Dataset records
================

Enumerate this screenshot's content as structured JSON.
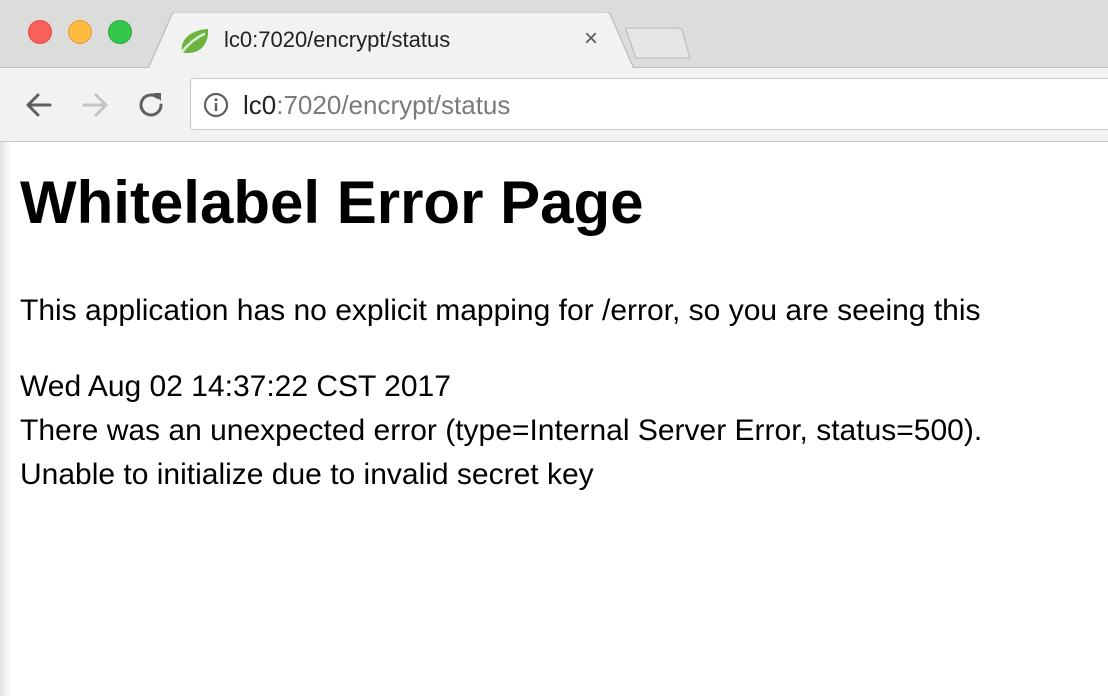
{
  "browser": {
    "tab": {
      "title": "lc0:7020/encrypt/status",
      "favicon": "spring-leaf-icon",
      "close_glyph": "×"
    },
    "address_bar": {
      "host": "lc0",
      "path": ":7020/encrypt/status",
      "security_icon": "info-icon"
    },
    "nav_icons": [
      "back-arrow-icon",
      "forward-arrow-icon",
      "reload-icon"
    ],
    "colors": {
      "close_light": "#fc605c",
      "minimize_light": "#fdbc40",
      "maximize_light": "#34c84a",
      "favicon_green": "#6db33f"
    }
  },
  "page": {
    "title": "Whitelabel Error Page",
    "message": "This application has no explicit mapping for /error, so you are seeing this",
    "timestamp": "Wed Aug 02 14:37:22 CST 2017",
    "error_detail": "There was an unexpected error (type=Internal Server Error, status=500).",
    "error_reason": "Unable to initialize due to invalid secret key"
  }
}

================

[Request]: Pictures don't belong in the copy. Restate all the entries exactly.

[Output for this exercise]:
Enumerate this screenshot's content as structured JSON.
{
  "browser": {
    "tab": {
      "title": "lc0:7020/encrypt/status",
      "favicon": "spring-leaf-icon",
      "close_glyph": "×"
    },
    "address_bar": {
      "host": "lc0",
      "path": ":7020/encrypt/status",
      "security_icon": "info-icon"
    },
    "nav_icons": [
      "back-arrow-icon",
      "forward-arrow-icon",
      "reload-icon"
    ],
    "colors": {
      "close_light": "#fc605c",
      "minimize_light": "#fdbc40",
      "maximize_light": "#34c84a",
      "favicon_green": "#6db33f"
    }
  },
  "page": {
    "title": "Whitelabel Error Page",
    "message": "This application has no explicit mapping for /error, so you are seeing this",
    "timestamp": "Wed Aug 02 14:37:22 CST 2017",
    "error_detail": "There was an unexpected error (type=Internal Server Error, status=500).",
    "error_reason": "Unable to initialize due to invalid secret key"
  }
}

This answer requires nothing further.